# [TASK DETAILS]
Copy every line of the data exactly, leaving nothing out.

[Entries with figure data]
——————————

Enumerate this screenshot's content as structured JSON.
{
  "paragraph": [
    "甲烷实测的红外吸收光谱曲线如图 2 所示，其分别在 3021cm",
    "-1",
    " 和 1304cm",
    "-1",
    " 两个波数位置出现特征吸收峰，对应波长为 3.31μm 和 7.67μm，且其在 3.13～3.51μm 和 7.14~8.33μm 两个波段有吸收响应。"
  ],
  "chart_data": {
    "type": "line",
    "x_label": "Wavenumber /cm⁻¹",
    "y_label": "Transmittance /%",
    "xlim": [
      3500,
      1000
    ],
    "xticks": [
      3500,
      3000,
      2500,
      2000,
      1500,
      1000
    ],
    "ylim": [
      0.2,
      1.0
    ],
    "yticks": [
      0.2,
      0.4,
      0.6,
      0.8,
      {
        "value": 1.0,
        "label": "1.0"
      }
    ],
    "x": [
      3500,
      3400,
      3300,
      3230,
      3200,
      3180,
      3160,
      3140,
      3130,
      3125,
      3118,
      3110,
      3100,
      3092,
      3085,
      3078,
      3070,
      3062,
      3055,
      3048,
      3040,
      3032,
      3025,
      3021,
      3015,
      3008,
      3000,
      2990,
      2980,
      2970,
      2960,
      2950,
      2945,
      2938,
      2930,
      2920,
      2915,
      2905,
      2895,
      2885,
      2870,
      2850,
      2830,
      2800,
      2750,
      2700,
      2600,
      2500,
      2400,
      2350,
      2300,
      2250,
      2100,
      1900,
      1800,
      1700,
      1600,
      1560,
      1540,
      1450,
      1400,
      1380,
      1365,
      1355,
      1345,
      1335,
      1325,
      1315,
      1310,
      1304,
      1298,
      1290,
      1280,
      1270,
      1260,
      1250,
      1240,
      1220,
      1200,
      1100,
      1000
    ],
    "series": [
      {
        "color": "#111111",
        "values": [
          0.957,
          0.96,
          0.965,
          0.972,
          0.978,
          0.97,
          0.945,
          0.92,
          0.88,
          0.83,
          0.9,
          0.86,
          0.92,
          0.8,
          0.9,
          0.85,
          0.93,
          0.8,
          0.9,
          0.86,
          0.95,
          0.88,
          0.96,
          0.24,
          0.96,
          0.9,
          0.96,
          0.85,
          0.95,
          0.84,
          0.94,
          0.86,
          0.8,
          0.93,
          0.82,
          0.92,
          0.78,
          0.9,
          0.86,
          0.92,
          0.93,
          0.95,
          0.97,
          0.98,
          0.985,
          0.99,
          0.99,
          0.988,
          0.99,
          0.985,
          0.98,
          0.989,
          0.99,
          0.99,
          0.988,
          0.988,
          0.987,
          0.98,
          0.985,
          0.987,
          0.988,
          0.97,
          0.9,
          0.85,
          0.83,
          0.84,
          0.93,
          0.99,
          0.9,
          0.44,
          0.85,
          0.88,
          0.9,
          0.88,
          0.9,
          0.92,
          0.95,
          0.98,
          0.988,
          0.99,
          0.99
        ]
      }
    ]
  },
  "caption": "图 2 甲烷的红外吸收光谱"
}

——————————

# [FINAL ANSWER]
Enumerate this screenshot's content as structured JSON.
{
  "paragraph": [
    "甲烷实测的红外吸收光谱曲线如图 2 所示，其分别在 3021cm",
    "-1",
    " 和 1304cm",
    "-1",
    " 两个波数位置出现特征吸收峰，对应波长为 3.31μm 和 7.67μm，且其在 3.13～3.51μm 和 7.14~8.33μm 两个波段有吸收响应。"
  ],
  "chart_data": {
    "type": "line",
    "x_label": "Wavenumber /cm⁻¹",
    "y_label": "Transmittance /%",
    "xlim": [
      3500,
      1000
    ],
    "xticks": [
      3500,
      3000,
      2500,
      2000,
      1500,
      1000
    ],
    "ylim": [
      0.2,
      1.0
    ],
    "yticks": [
      0.2,
      0.4,
      0.6,
      0.8,
      {
        "value": 1.0,
        "label": "1.0"
      }
    ],
    "x": [
      3500,
      3400,
      3300,
      3230,
      3200,
      3180,
      3160,
      3140,
      3130,
      3125,
      3118,
      3110,
      3100,
      3092,
      3085,
      3078,
      3070,
      3062,
      3055,
      3048,
      3040,
      3032,
      3025,
      3021,
      3015,
      3008,
      3000,
      2990,
      2980,
      2970,
      2960,
      2950,
      2945,
      2938,
      2930,
      2920,
      2915,
      2905,
      2895,
      2885,
      2870,
      2850,
      2830,
      2800,
      2750,
      2700,
      2600,
      2500,
      2400,
      2350,
      2300,
      2250,
      2100,
      1900,
      1800,
      1700,
      1600,
      1560,
      1540,
      1450,
      1400,
      1380,
      1365,
      1355,
      1345,
      1335,
      1325,
      1315,
      1310,
      1304,
      1298,
      1290,
      1280,
      1270,
      1260,
      1250,
      1240,
      1220,
      1200,
      1100,
      1000
    ],
    "series": [
      {
        "color": "#111111",
        "values": [
          0.957,
          0.96,
          0.965,
          0.972,
          0.978,
          0.97,
          0.945,
          0.92,
          0.88,
          0.83,
          0.9,
          0.86,
          0.92,
          0.8,
          0.9,
          0.85,
          0.93,
          0.8,
          0.9,
          0.86,
          0.95,
          0.88,
          0.96,
          0.24,
          0.96,
          0.9,
          0.96,
          0.85,
          0.95,
          0.84,
          0.94,
          0.86,
          0.8,
          0.93,
          0.82,
          0.92,
          0.78,
          0.9,
          0.86,
          0.92,
          0.93,
          0.95,
          0.97,
          0.98,
          0.985,
          0.99,
          0.99,
          0.988,
          0.99,
          0.985,
          0.98,
          0.989,
          0.99,
          0.99,
          0.988,
          0.988,
          0.987,
          0.98,
          0.985,
          0.987,
          0.988,
          0.97,
          0.9,
          0.85,
          0.83,
          0.84,
          0.93,
          0.99,
          0.9,
          0.44,
          0.85,
          0.88,
          0.9,
          0.88,
          0.9,
          0.92,
          0.95,
          0.98,
          0.988,
          0.99,
          0.99
        ]
      }
    ]
  },
  "caption": "图 2 甲烷的红外吸收光谱"
}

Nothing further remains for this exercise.